» **WORKING DATA**:
====================
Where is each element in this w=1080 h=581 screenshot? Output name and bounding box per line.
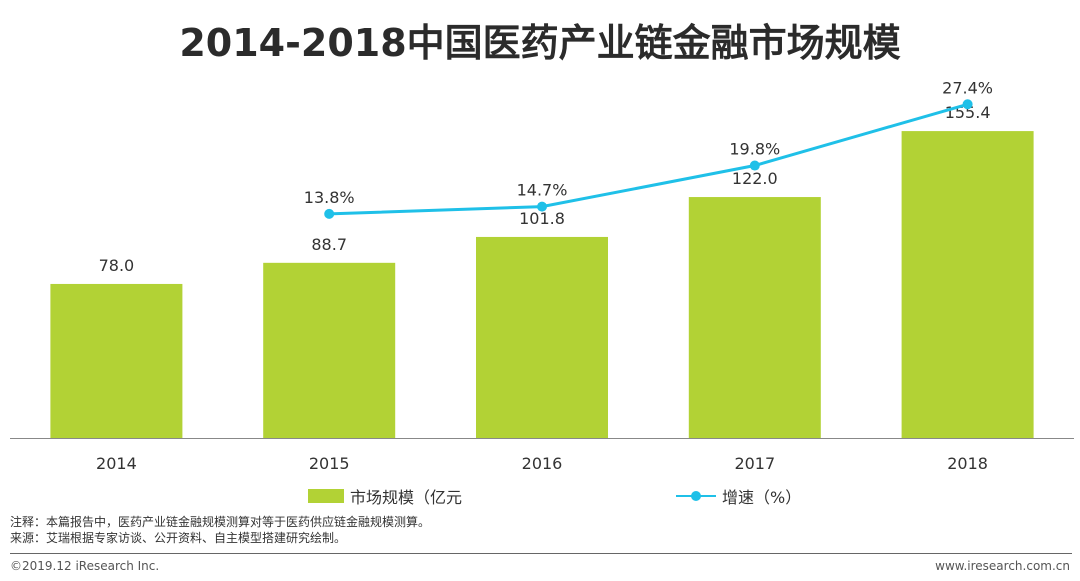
- bar-line-chart: 78.0201488.72015101.82016122.02017155.42…: [10, 78, 1074, 473]
- bar-label-2015: 88.7: [311, 235, 347, 254]
- notes: 注释：本篇报告中，医药产业链金融规模测算对等于医药供应链金融规模测算。 来源：艾…: [10, 514, 430, 546]
- growth-point-2017: [749, 160, 760, 171]
- growth-point-2015: [324, 208, 335, 219]
- bar-2016: [476, 236, 608, 438]
- note-line-2: 来源：艾瑞根据专家访谈、公开资料、自主模型搭建研究绘制。: [10, 531, 347, 545]
- growth-line: [329, 102, 969, 216]
- growth-label-2015: 13.8%: [304, 188, 355, 207]
- x-tick-2018: 2018: [947, 454, 988, 473]
- bar-label-2017: 122.0: [732, 169, 778, 188]
- chart-title: 2014-2018中国医药产业链金融市场规模: [179, 21, 901, 65]
- growth-label-2018: 27.4%: [942, 78, 993, 97]
- bar-2018: [901, 131, 1034, 438]
- bar-2017: [688, 197, 821, 438]
- legend-line-swatch: [676, 489, 716, 503]
- growth-point-2016: [537, 201, 547, 212]
- legend-bar-swatch: [308, 489, 344, 503]
- growth-label-2017: 19.8%: [729, 140, 780, 159]
- note-line-1: 注释：本篇报告中，医药产业链金融规模测算对等于医药供应链金融规模测算。: [10, 515, 431, 529]
- bar-2015: [263, 262, 396, 438]
- growth-point-2018: [962, 99, 973, 110]
- x-tick-2014: 2014: [96, 454, 137, 473]
- growth-label-2016: 14.7%: [517, 181, 568, 200]
- legend-line-label: 增速（%）: [722, 488, 802, 507]
- footer-divider: [10, 553, 1072, 554]
- x-tick-2017: 2017: [734, 454, 775, 473]
- bar-label-2014: 78.0: [99, 256, 135, 275]
- bar-label-2016: 101.8: [519, 209, 565, 228]
- x-tick-2016: 2016: [522, 454, 563, 473]
- legend-bar-item: 市场规模（亿元: [308, 484, 462, 508]
- website: www.iresearch.com.cn: [935, 559, 1070, 573]
- legend-line-item: 增速（%）: [676, 484, 801, 508]
- bar-2014: [50, 283, 183, 438]
- copyright: ©2019.12 iResearch Inc.: [10, 559, 160, 573]
- legend-bar-label: 市场规模（亿元: [350, 488, 463, 507]
- x-tick-2015: 2015: [309, 454, 350, 473]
====================
» **GOAL OF THE EXERCISE**: Reproduce every row above line for line, without changing anything, but leave the picture out.

» **COMPLETE OUTPUT**:
Where is each element in this w=1080 h=581 screenshot? Output name and bounding box per line.
- bar-line-chart: 78.0201488.72015101.82016122.02017155.42…: [10, 78, 1074, 473]
- bar-label-2015: 88.7: [311, 235, 347, 254]
- notes: 注释：本篇报告中，医药产业链金融规模测算对等于医药供应链金融规模测算。 来源：艾…: [10, 514, 430, 546]
- growth-point-2017: [749, 160, 760, 171]
- growth-point-2015: [324, 208, 335, 219]
- bar-2016: [476, 236, 608, 438]
- note-line-2: 来源：艾瑞根据专家访谈、公开资料、自主模型搭建研究绘制。: [10, 531, 347, 545]
- growth-line: [329, 102, 969, 216]
- growth-label-2015: 13.8%: [304, 188, 355, 207]
- x-tick-2018: 2018: [947, 454, 988, 473]
- bar-label-2017: 122.0: [732, 169, 778, 188]
- chart-title: 2014-2018中国医药产业链金融市场规模: [179, 21, 901, 65]
- growth-label-2018: 27.4%: [942, 78, 993, 97]
- bar-2018: [901, 131, 1034, 438]
- bar-2017: [688, 197, 821, 438]
- legend-line-swatch: [676, 489, 716, 503]
- growth-point-2016: [537, 201, 547, 212]
- legend-bar-swatch: [308, 489, 344, 503]
- growth-label-2017: 19.8%: [729, 140, 780, 159]
- note-line-1: 注释：本篇报告中，医药产业链金融规模测算对等于医药供应链金融规模测算。: [10, 515, 431, 529]
- bar-2015: [263, 262, 396, 438]
- growth-point-2018: [962, 99, 973, 110]
- x-tick-2014: 2014: [96, 454, 137, 473]
- growth-label-2016: 14.7%: [517, 181, 568, 200]
- legend-line-label: 增速（%）: [722, 488, 802, 507]
- footer-divider: [10, 553, 1072, 554]
- x-tick-2017: 2017: [734, 454, 775, 473]
- bar-label-2014: 78.0: [99, 256, 135, 275]
- bar-label-2016: 101.8: [519, 209, 565, 228]
- x-tick-2016: 2016: [522, 454, 563, 473]
- legend-bar-item: 市场规模（亿元: [308, 484, 462, 508]
- website: www.iresearch.com.cn: [935, 559, 1070, 573]
- legend-line-item: 增速（%）: [676, 484, 801, 508]
- bar-2014: [50, 283, 183, 438]
- copyright: ©2019.12 iResearch Inc.: [10, 559, 160, 573]
- legend-bar-label: 市场规模（亿元: [350, 488, 463, 507]
- x-tick-2015: 2015: [309, 454, 350, 473]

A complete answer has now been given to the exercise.